What you have to do:
Your task is to print the material below exactly as presented.

+--

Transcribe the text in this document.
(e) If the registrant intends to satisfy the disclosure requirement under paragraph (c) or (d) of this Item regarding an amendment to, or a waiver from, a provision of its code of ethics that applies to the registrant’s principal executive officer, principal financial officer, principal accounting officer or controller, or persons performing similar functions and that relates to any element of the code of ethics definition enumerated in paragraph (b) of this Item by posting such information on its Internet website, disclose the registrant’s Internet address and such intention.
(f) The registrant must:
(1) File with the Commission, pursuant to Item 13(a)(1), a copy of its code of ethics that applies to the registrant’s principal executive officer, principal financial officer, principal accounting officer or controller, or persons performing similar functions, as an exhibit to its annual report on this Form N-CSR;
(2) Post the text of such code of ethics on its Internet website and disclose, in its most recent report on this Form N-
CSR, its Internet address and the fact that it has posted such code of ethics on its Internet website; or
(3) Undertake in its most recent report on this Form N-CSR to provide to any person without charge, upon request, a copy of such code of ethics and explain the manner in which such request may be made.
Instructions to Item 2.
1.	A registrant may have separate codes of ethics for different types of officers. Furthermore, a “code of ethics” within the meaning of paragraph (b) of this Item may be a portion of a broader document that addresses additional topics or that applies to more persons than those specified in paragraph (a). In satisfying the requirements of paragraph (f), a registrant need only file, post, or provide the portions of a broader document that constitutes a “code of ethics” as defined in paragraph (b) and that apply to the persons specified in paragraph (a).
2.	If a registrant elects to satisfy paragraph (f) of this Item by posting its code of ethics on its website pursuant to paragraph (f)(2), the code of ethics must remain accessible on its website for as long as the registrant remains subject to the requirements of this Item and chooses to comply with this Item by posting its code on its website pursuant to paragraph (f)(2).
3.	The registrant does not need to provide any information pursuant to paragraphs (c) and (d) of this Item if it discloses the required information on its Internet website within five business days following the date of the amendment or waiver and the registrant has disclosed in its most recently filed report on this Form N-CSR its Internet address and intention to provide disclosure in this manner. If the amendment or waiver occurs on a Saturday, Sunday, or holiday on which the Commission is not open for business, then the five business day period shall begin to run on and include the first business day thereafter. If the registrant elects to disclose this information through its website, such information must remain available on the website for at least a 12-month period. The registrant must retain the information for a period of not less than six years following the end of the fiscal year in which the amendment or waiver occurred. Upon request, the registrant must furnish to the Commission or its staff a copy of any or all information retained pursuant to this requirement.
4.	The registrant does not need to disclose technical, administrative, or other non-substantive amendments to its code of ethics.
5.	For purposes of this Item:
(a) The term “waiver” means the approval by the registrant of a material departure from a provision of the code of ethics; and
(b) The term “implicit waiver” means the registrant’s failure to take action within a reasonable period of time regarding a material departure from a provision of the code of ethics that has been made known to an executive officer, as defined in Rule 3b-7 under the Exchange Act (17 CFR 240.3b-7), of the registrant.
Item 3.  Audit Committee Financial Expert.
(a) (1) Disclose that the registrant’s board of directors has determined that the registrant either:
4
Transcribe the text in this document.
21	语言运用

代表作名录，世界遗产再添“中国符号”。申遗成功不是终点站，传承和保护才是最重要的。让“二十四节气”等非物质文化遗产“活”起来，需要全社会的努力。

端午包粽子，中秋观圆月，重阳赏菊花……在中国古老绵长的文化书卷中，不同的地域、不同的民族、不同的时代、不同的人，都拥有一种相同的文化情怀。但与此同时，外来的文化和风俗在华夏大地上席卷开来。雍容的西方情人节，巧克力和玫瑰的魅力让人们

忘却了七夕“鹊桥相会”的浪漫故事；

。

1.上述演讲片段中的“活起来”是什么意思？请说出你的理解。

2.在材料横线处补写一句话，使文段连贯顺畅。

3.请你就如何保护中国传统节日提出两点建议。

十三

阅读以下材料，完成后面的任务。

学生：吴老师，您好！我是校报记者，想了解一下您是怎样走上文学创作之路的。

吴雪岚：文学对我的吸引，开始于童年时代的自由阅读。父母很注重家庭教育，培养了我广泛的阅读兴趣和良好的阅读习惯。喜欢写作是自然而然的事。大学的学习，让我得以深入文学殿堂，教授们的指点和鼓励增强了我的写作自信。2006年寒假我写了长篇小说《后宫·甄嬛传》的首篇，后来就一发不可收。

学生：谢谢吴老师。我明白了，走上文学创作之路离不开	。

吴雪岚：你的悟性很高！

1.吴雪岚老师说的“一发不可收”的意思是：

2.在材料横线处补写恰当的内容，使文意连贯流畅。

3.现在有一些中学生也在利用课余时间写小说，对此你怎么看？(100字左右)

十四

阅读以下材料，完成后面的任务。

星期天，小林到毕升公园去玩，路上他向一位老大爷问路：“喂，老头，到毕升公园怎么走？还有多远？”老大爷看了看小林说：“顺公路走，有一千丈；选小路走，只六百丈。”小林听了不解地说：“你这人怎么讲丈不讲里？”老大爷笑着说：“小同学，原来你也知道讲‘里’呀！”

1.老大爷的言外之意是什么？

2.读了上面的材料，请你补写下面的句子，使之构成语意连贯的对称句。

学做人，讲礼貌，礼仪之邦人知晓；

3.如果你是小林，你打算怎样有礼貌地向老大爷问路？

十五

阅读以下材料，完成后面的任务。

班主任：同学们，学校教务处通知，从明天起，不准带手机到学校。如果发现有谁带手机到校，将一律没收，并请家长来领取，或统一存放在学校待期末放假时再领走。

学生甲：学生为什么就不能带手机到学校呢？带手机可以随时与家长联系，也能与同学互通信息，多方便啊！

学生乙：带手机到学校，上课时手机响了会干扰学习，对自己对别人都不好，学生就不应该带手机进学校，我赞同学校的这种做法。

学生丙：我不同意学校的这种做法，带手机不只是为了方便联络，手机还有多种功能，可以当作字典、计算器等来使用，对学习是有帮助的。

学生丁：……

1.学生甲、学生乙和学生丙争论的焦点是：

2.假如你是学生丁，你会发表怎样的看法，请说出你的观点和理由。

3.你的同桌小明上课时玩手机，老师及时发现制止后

+--

Solution to this exercise:
Transcribe the text in this document.
(e) If the registrant intends to satisfy the disclosure requirement under paragraph (c) or (d) of this Item regarding an amendment to, or a waiver from, a provision of its code of ethics that applies to the registrant’s principal executive officer, principal financial officer, principal accounting officer or controller, or persons performing similar functions and that relates to any element of the code of ethics definition enumerated in paragraph (b) of this Item by posting such information on its Internet website, disclose the registrant’s Internet address and such intention.
(f) The registrant must:
(1) File with the Commission, pursuant to Item 13(a)(1), a copy of its code of ethics that applies to the registrant’s principal executive officer, principal financial officer, principal accounting officer or controller, or persons performing similar functions, as an exhibit to its annual report on this Form N-CSR;
(2) Post the text of such code of ethics on its Internet website and disclose, in its most recent report on this Form N-
CSR, its Internet address and the fact that it has posted such code of ethics on its Internet website; or
(3) Undertake in its most recent report on this Form N-CSR to provide to any person without charge, upon request, a copy of such code of ethics and explain the manner in which such request may be made.
Instructions to Item 2.
1.	A registrant may have separate codes of ethics for different types of officers. Furthermore, a “code of ethics” within the meaning of paragraph (b) of this Item may be a portion of a broader document that addresses additional topics or that applies to more persons than those specified in paragraph (a). In satisfying the requirements of paragraph (f), a registrant need only file, post, or provide the portions of a broader document that constitutes a “code of ethics” as defined in paragraph (b) and that apply to the persons specified in paragraph (a).
2.	If a registrant elects to satisfy paragraph (f) of this Item by posting its code of ethics on its website pursuant to paragraph (f)(2), the code of ethics must remain accessible on its website for as long as the registrant remains subject to the requirements of this Item and chooses to comply with this Item by posting its code on its website pursuant to paragraph (f)(2).
3.	The registrant does not need to provide any information pursuant to paragraphs (c) and (d) of this Item if it discloses the required information on its Internet website within five business days following the date of the amendment or waiver and the registrant has disclosed in its most recently filed report on this Form N-CSR its Internet address and intention to provide disclosure in this manner. If the amendment or waiver occurs on a Saturday, Sunday, or holiday on which the Commission is not open for business, then the five business day period shall begin to run on and include the first business day thereafter. If the registrant elects to disclose this information through its website, such information must remain available on the website for at least a 12-month period. The registrant must retain the information for a period of not less than six years following the end of the fiscal year in which the amendment or waiver occurred. Upon request, the registrant must furnish to the Commission or its staff a copy of any or all information retained pursuant to this requirement.
4.	The registrant does not need to disclose technical, administrative, or other non-substantive amendments to its code of ethics.
5.	For purposes of this Item:
(a) The term “waiver” means the approval by the registrant of a material departure from a provision of the code of ethics; and
(b) The term “implicit waiver” means the registrant’s failure to take action within a reasonable period of time regarding a material departure from a provision of the code of ethics that has been made known to an executive officer, as defined in Rule 3b-7 under the Exchange Act (17 CFR 240.3b-7), of the registrant.
Item 3.  Audit Committee Financial Expert.
(a) (1) Disclose that the registrant’s board of directors has determined that the registrant either:
4
Transcribe the text in this document.
21	语言运用

代表作名录，世界遗产再添“中国符号”。申遗成功不是终点站，传承和保护才是最重要的。让“二十四节气”等非物质文化遗产“活”起来，需要全社会的努力。

端午包粽子，中秋观圆月，重阳赏菊花……在中国古老绵长的文化书卷中，不同的地域、不同的民族、不同的时代、不同的人，都拥有一种相同的文化情怀。但与此同时，外来的文化和风俗在华夏大地上席卷开来。雍容的西方情人节，巧克力和玫瑰的魅力让人们

忘却了七夕“鹊桥相会”的浪漫故事；

。

1.上述演讲片段中的“活起来”是什么意思？请说出你的理解。

2.在材料横线处补写一句话，使文段连贯顺畅。

3.请你就如何保护中国传统节日提出两点建议。

十三

阅读以下材料，完成后面的任务。

学生：吴老师，您好！我是校报记者，想了解一下您是怎样走上文学创作之路的。

吴雪岚：文学对我的吸引，开始于童年时代的自由阅读。父母很注重家庭教育，培养了我广泛的阅读兴趣和良好的阅读习惯。喜欢写作是自然而然的事。大学的学习，让我得以深入文学殿堂，教授们的指点和鼓励增强了我的写作自信。2006年寒假我写了长篇小说《后宫·甄嬛传》的首篇，后来就一发不可收。

学生：谢谢吴老师。我明白了，走上文学创作之路离不开	。

吴雪岚：你的悟性很高！

1.吴雪岚老师说的“一发不可收”的意思是：

2.在材料横线处补写恰当的内容，使文意连贯流畅。

3.现在有一些中学生也在利用课余时间写小说，对此你怎么看？(100字左右)

十四

阅读以下材料，完成后面的任务。

星期天，小林到毕升公园去玩，路上他向一位老大爷问路：“喂，老头，到毕升公园怎么走？还有多远？”老大爷看了看小林说：“顺公路走，有一千丈；选小路走，只六百丈。”小林听了不解地说：“你这人怎么讲丈不讲里？”老大爷笑着说：“小同学，原来你也知道讲‘里’呀！”

1.老大爷的言外之意是什么？

2.读了上面的材料，请你补写下面的句子，使之构成语意连贯的对称句。

学做人，讲礼貌，礼仪之邦人知晓；

3.如果你是小林，你打算怎样有礼貌地向老大爷问路？

十五

阅读以下材料，完成后面的任务。

班主任：同学们，学校教务处通知，从明天起，不准带手机到学校。如果发现有谁带手机到校，将一律没收，并请家长来领取，或统一存放在学校待期末放假时再领走。

学生甲：学生为什么就不能带手机到学校呢？带手机可以随时与家长联系，也能与同学互通信息，多方便啊！

学生乙：带手机到学校，上课时手机响了会干扰学习，对自己对别人都不好，学生就不应该带手机进学校，我赞同学校的这种做法。

学生丙：我不同意学校的这种做法，带手机不只是为了方便联络，手机还有多种功能，可以当作字典、计算器等来使用，对学习是有帮助的。

学生丁：……

1.学生甲、学生乙和学生丙争论的焦点是：

2.假如你是学生丁，你会发表怎样的看法，请说出你的观点和理由。

3.你的同桌小明上课时玩手机，老师及时发现制止后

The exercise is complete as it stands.